● **MATERIAL SHOWN**:
───

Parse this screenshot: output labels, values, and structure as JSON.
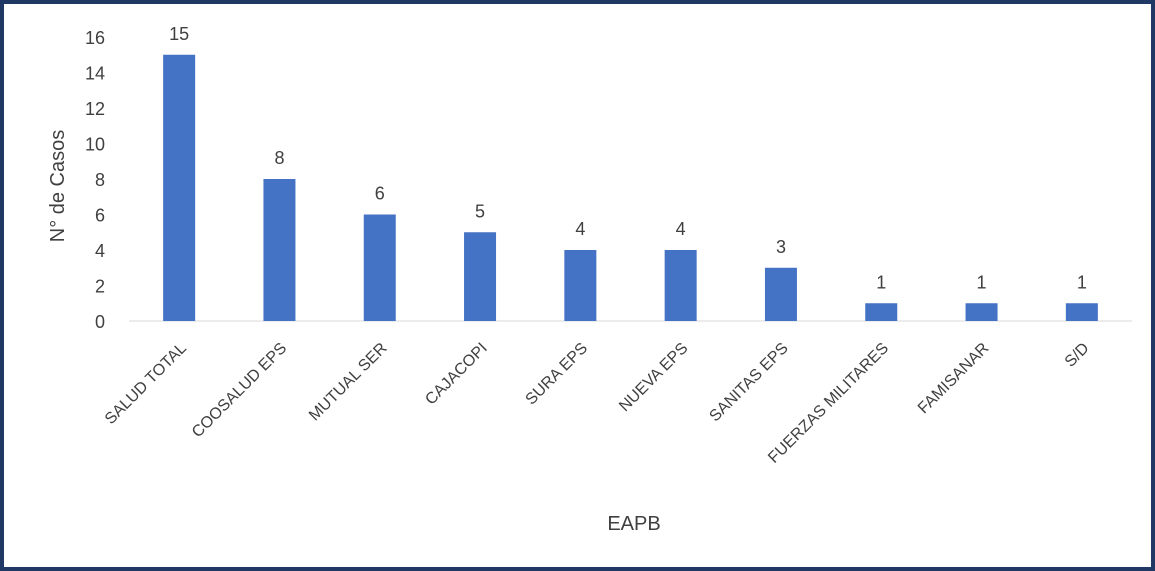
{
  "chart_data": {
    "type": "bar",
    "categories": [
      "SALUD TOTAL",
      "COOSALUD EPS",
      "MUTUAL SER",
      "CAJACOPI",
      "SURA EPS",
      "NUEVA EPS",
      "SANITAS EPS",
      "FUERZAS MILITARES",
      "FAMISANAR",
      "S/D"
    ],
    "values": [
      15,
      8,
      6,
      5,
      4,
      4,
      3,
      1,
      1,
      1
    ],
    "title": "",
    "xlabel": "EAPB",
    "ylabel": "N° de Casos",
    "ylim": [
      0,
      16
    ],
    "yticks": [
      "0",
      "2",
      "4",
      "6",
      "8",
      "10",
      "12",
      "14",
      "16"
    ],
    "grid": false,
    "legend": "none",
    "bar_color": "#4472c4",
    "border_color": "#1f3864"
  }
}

───

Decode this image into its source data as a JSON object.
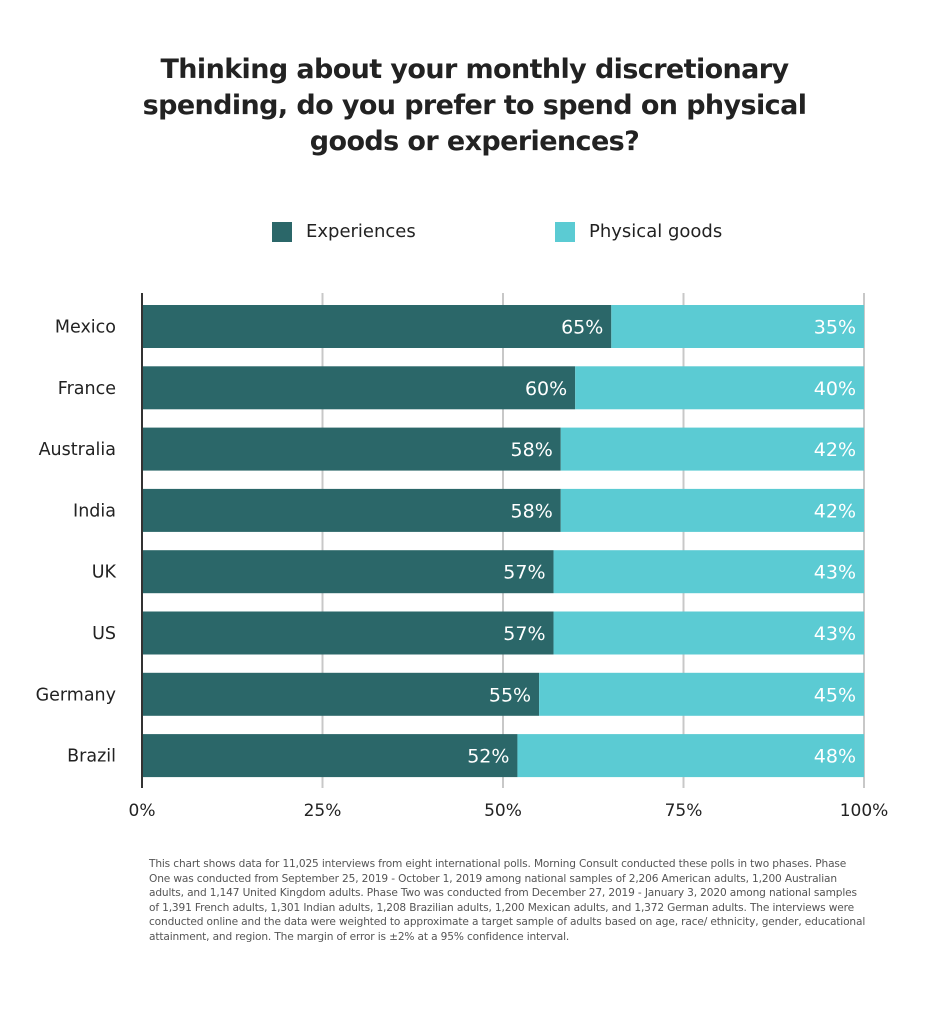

───

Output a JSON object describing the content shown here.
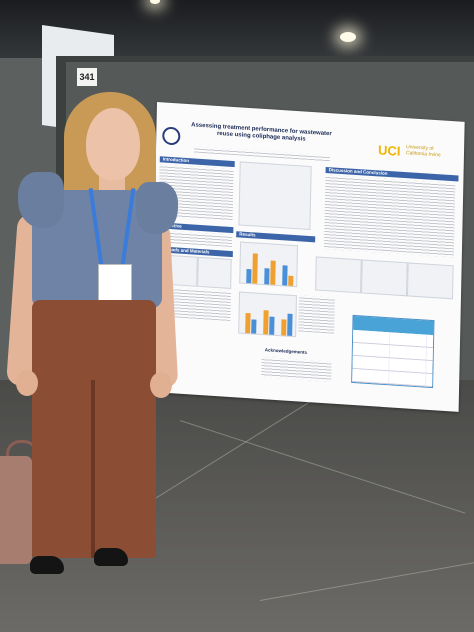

───

Show all lines in the entries above where the word "object" appears.

Decode this image into its source data as a JSON object.
Output a JSON object describing the content shown here.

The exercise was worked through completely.